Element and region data
┌──

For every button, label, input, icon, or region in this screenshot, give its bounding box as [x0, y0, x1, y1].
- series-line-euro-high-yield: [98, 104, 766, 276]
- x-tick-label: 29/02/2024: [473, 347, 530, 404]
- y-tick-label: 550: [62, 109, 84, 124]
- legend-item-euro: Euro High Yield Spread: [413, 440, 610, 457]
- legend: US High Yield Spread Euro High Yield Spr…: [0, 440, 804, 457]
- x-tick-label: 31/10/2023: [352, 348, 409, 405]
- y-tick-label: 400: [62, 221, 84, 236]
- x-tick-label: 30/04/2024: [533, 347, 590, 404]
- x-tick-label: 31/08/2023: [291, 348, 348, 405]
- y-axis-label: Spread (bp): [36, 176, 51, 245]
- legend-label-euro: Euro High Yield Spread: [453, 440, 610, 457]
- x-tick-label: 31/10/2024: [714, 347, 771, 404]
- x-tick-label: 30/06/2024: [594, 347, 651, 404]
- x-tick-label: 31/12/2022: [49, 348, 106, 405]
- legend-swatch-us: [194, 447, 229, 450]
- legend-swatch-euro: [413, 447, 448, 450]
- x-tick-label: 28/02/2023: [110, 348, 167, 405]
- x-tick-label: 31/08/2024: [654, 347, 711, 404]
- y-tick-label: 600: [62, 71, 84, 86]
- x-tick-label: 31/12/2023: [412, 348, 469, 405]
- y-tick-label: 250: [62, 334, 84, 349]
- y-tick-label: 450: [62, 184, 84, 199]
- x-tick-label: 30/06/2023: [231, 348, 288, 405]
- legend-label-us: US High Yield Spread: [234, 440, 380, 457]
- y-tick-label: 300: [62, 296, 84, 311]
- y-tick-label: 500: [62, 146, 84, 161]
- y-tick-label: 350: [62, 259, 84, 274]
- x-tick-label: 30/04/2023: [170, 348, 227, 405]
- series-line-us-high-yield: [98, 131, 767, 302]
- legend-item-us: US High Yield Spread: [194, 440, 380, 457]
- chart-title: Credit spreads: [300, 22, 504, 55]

└──

Copy word for word every line from the start of the records through the line that contains "- x-tick-label: 31/10/2023: [352, 348, 409, 405]", including that line.

Solution to this exercise:
For every button, label, input, icon, or region in this screenshot, give its bounding box as [x0, y0, x1, y1].
- series-line-euro-high-yield: [98, 104, 766, 276]
- x-tick-label: 29/02/2024: [473, 347, 530, 404]
- y-tick-label: 550: [62, 109, 84, 124]
- legend-item-euro: Euro High Yield Spread: [413, 440, 610, 457]
- legend: US High Yield Spread Euro High Yield Spr…: [0, 440, 804, 457]
- x-tick-label: 31/10/2023: [352, 348, 409, 405]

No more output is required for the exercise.